(Dataset items)
###

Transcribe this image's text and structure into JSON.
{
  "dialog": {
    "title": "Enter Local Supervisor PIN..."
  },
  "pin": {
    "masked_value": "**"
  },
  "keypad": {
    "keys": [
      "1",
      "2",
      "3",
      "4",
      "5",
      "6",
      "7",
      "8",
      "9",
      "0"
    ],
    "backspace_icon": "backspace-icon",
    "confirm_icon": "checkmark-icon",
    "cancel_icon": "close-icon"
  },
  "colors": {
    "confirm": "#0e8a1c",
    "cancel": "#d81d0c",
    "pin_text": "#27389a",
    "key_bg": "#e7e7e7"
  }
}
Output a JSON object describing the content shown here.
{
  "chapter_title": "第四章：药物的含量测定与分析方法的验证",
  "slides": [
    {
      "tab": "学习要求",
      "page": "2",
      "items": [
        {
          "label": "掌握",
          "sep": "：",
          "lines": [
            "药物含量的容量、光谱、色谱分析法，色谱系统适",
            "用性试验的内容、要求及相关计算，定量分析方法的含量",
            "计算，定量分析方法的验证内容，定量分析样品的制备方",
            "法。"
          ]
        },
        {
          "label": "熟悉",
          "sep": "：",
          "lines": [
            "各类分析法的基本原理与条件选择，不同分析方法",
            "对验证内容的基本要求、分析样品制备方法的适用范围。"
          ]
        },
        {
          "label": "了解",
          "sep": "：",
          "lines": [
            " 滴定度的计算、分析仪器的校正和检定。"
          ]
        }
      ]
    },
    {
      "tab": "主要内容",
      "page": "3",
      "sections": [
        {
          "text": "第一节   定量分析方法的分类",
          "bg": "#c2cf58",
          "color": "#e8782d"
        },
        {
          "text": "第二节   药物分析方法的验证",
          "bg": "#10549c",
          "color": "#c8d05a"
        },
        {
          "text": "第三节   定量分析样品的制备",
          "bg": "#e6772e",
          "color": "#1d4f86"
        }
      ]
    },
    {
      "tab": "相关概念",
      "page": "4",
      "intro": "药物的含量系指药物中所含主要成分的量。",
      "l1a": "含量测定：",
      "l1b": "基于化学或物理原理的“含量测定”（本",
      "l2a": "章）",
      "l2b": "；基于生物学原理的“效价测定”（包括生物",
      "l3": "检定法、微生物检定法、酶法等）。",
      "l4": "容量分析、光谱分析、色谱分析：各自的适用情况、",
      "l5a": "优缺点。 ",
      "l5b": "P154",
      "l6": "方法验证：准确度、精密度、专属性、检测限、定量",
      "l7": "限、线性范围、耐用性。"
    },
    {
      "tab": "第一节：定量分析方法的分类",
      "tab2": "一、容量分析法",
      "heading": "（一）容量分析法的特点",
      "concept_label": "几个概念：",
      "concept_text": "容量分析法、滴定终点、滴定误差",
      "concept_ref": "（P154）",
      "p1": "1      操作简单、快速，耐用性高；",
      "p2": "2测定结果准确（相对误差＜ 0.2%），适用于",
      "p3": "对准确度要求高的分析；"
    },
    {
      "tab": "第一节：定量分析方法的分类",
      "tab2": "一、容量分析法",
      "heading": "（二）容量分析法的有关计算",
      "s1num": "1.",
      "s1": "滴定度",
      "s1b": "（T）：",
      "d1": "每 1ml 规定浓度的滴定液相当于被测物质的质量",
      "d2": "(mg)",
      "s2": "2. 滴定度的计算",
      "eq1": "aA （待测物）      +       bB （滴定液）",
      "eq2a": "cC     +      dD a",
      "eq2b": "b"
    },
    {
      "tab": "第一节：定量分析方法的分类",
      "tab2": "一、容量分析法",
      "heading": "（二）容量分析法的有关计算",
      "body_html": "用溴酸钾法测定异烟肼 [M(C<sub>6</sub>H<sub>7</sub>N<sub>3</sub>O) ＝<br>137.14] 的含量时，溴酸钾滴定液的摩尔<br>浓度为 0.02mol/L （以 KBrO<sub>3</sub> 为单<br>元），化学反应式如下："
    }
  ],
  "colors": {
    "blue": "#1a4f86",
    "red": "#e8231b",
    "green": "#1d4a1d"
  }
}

###

#### Aim:
Collect each line holding the string "icon".

#### Written answer:
    "backspace_icon": "backspace-icon",
    "confirm_icon": "checkmark-icon",
    "cancel_icon": "close-icon"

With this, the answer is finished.